**Written task:** Wherever the word "PASSEIO" shows up in a line, please copy that line.

**Figure content listings:**
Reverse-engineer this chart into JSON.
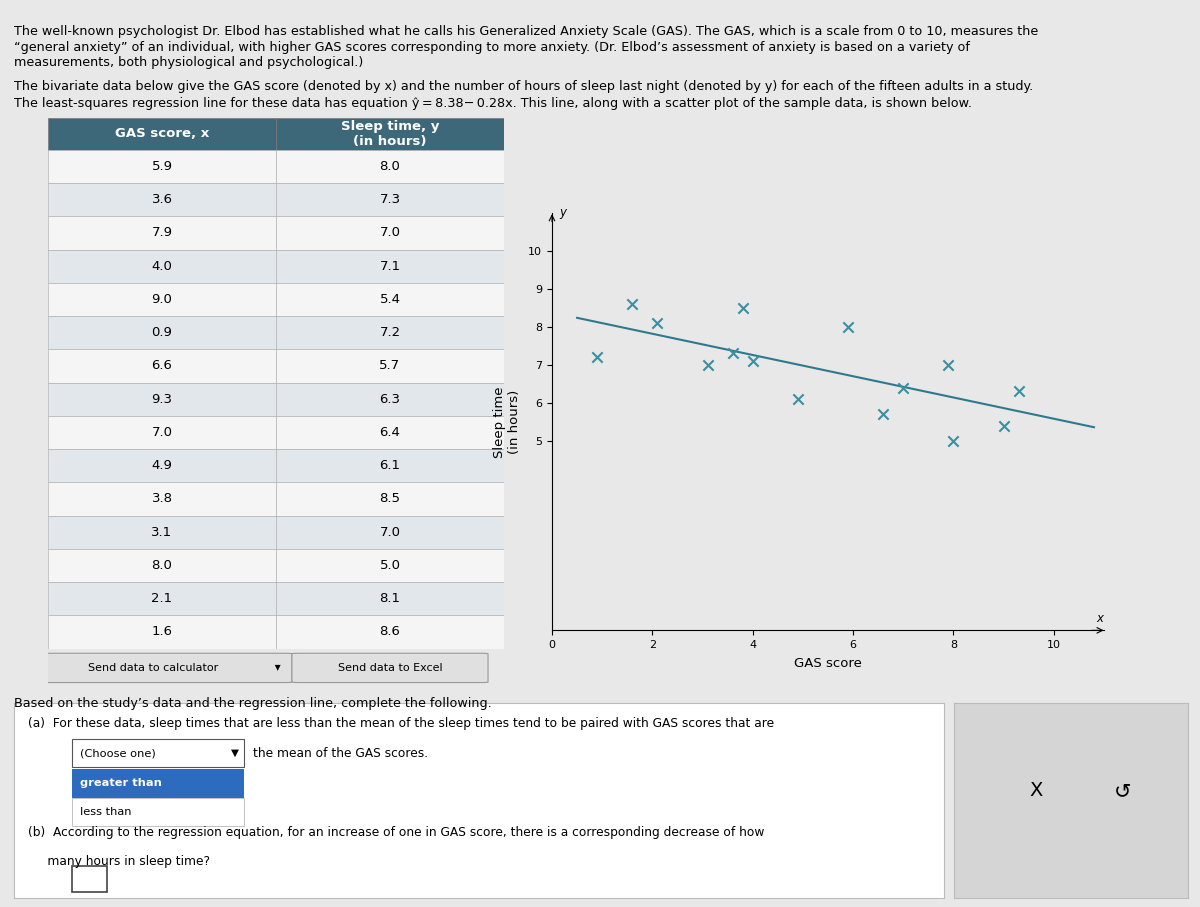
{
  "gas_scores": [
    5.9,
    3.6,
    7.9,
    4.0,
    9.0,
    0.9,
    6.6,
    9.3,
    7.0,
    4.9,
    3.8,
    3.1,
    8.0,
    2.1,
    1.6
  ],
  "sleep_times": [
    8.0,
    7.3,
    7.0,
    7.1,
    5.4,
    7.2,
    5.7,
    6.3,
    6.4,
    6.1,
    8.5,
    7.0,
    5.0,
    8.1,
    8.6
  ],
  "col1_header": "GAS score, x",
  "col2_header": "Sleep time, y\n(in hours)",
  "regression_intercept": 8.38,
  "regression_slope": -0.28,
  "scatter_color": "#3a8fa0",
  "line_color": "#2e7a8c",
  "plot_xlabel": "GAS score",
  "plot_ylabel": "Sleep time\n(in hours)",
  "xlim": [
    0,
    11
  ],
  "ylim": [
    0,
    11
  ],
  "xticks": [
    0,
    2,
    4,
    6,
    8,
    10
  ],
  "yticks": [
    5,
    6,
    7,
    8,
    9,
    10
  ],
  "bg_color": "#e8e8e8",
  "table_header_bg": "#3d6879",
  "table_header_fg": "#ffffff",
  "send_calc_text": "Send data to calculator",
  "send_excel_text": "Send data to Excel",
  "based_text": "Based on the study’s data and the regression line, complete the following.",
  "para1_line1": "The well-known psychologist Dr. Elbod has established what he calls his Generalized Anxiety Scale (GAS). The GAS, which is a scale from 0 to 10, measures the",
  "para1_line2": "“general anxiety” of an individual, with higher GAS scores corresponding to more anxiety. (Dr. Elbod’s assessment of anxiety is based on a variety of",
  "para1_line3": "measurements, both physiological and psychological.)",
  "para2": "The bivariate data below give the GAS score (denoted by x) and the number of hours of sleep last night (denoted by y) for each of the fifteen adults in a study.",
  "para3": "The least-squares regression line for these data has equation ŷ = 8.38− 0.28x. This line, along with a scatter plot of the sample data, is shown below.",
  "qa_a": "(a)  For these data, sleep times that are less than the mean of the sleep times tend to be paired with GAS scores that are",
  "qa_a2": "the mean of the GAS scores.",
  "qa_b": "(b)  According to the regression equation, for an increase of one in GAS score, there is a corresponding decrease of how",
  "qa_b2": "     many hours in sleep time?"
}
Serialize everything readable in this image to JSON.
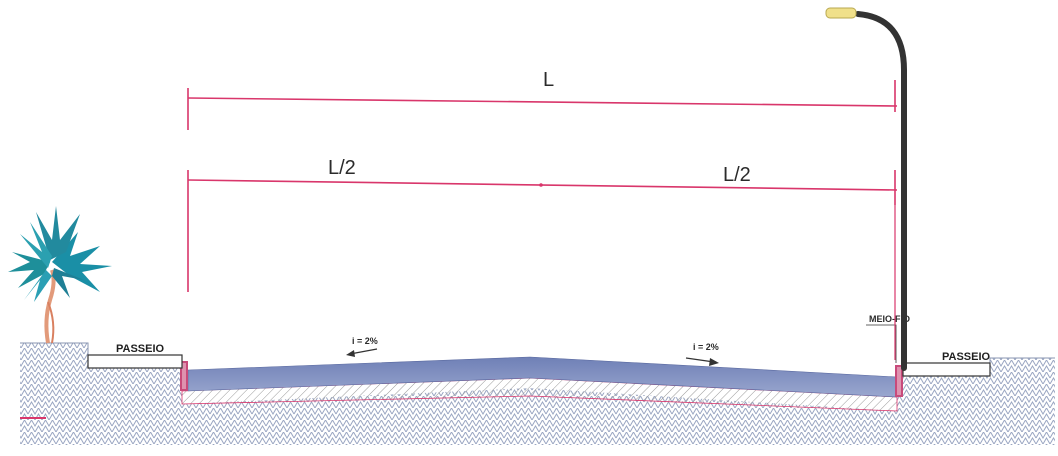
{
  "dimensions": {
    "total": "L",
    "half_left": "L/2",
    "half_right": "L/2"
  },
  "slopes": {
    "left": "i = 2%",
    "right": "i = 2%"
  },
  "labels": {
    "sidewalk_left": "PASSEIO",
    "sidewalk_right": "PASSEIO",
    "curb": "MEIO-FIO"
  },
  "colors": {
    "dimension_line": "#d9366b",
    "pavement": "#7f8fbf",
    "soil_hatch": "#9aa6c2",
    "pole": "#333333",
    "lamp": "#f0e08a"
  },
  "icons": {
    "tree": "palm-tree-icon",
    "streetlight": "street-light-icon"
  }
}
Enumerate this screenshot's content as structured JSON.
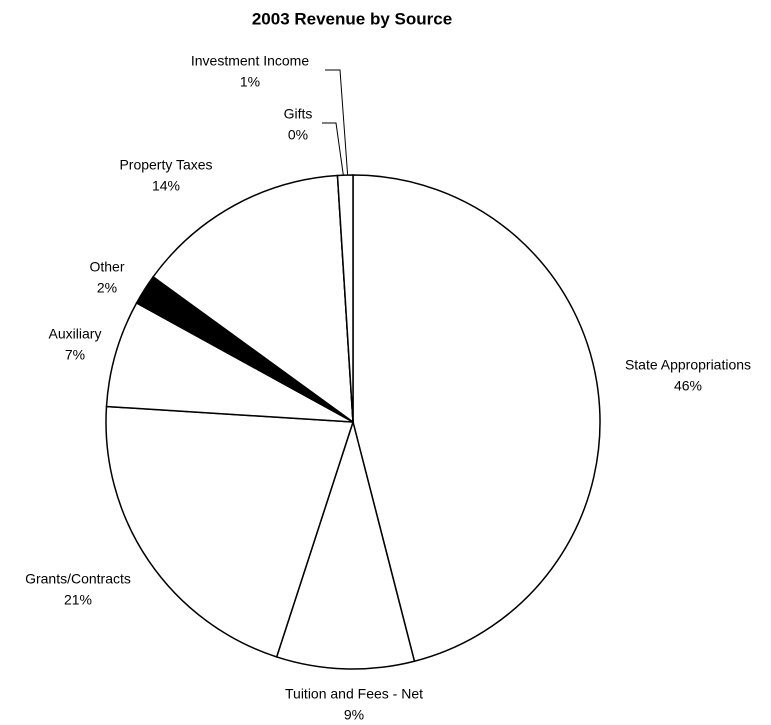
{
  "chart_data": {
    "type": "pie",
    "title": "2003 Revenue by Source",
    "categories": [
      "State Appropriations",
      "Tuition and Fees - Net",
      "Grants/Contracts",
      "Auxiliary",
      "Other",
      "Property Taxes",
      "Gifts",
      "Investment Income"
    ],
    "values": [
      46,
      9,
      21,
      7,
      2,
      14,
      0,
      1
    ],
    "value_labels": [
      "46%",
      "9%",
      "21%",
      "7%",
      "2%",
      "14%",
      "0%",
      "1%"
    ],
    "colors": [
      "#ffffff",
      "#ffffff",
      "#ffffff",
      "#ffffff",
      "#000000",
      "#ffffff",
      "#ffffff",
      "#ffffff"
    ]
  }
}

**Response:**
    "sidewalk_left": "PASSEIO",
    "sidewalk_right": "PASSEIO",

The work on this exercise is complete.